%%

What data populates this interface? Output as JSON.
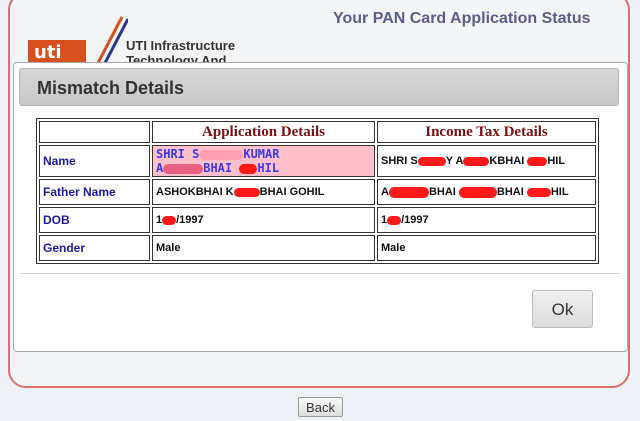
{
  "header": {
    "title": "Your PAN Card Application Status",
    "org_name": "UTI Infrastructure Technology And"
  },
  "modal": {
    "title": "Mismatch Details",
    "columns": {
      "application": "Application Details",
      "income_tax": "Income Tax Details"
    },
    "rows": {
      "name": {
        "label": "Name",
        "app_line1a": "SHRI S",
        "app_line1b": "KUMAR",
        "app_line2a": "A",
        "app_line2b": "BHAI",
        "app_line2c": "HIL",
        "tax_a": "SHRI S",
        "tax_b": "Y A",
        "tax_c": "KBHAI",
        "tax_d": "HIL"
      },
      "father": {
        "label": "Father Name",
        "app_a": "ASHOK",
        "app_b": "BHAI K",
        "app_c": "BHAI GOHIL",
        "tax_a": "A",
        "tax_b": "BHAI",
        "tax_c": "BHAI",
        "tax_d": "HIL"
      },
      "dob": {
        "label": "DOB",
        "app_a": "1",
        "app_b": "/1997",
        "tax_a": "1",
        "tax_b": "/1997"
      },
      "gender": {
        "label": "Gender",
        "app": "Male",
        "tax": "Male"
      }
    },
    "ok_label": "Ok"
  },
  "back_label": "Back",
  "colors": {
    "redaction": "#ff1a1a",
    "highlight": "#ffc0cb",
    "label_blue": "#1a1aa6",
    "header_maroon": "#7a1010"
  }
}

%%

- **Work required**
Pictures are to be left out; repeat all the remaining data exactly.

- **Solution**
What data populates this interface? Output as JSON.
{
  "header": {
    "title": "Your PAN Card Application Status",
    "org_name": "UTI Infrastructure Technology And"
  },
  "modal": {
    "title": "Mismatch Details",
    "columns": {
      "application": "Application Details",
      "income_tax": "Income Tax Details"
    },
    "rows": {
      "name": {
        "label": "Name",
        "app_line1a": "SHRI S",
        "app_line1b": "KUMAR",
        "app_line2a": "A",
        "app_line2b": "BHAI",
        "app_line2c": "HIL",
        "tax_a": "SHRI S",
        "tax_b": "Y A",
        "tax_c": "KBHAI",
        "tax_d": "HIL"
      },
      "father": {
        "label": "Father Name",
        "app_a": "ASHOK",
        "app_b": "BHAI K",
        "app_c": "BHAI GOHIL",
        "tax_a": "A",
        "tax_b": "BHAI",
        "tax_c": "BHAI",
        "tax_d": "HIL"
      },
      "dob": {
        "label": "DOB",
        "app_a": "1",
        "app_b": "/1997",
        "tax_a": "1",
        "tax_b": "/1997"
      },
      "gender": {
        "label": "Gender",
        "app": "Male",
        "tax": "Male"
      }
    },
    "ok_label": "Ok"
  },
  "back_label": "Back",
  "colors": {
    "redaction": "#ff1a1a",
    "highlight": "#ffc0cb",
    "label_blue": "#1a1aa6",
    "header_maroon": "#7a1010"
  }
}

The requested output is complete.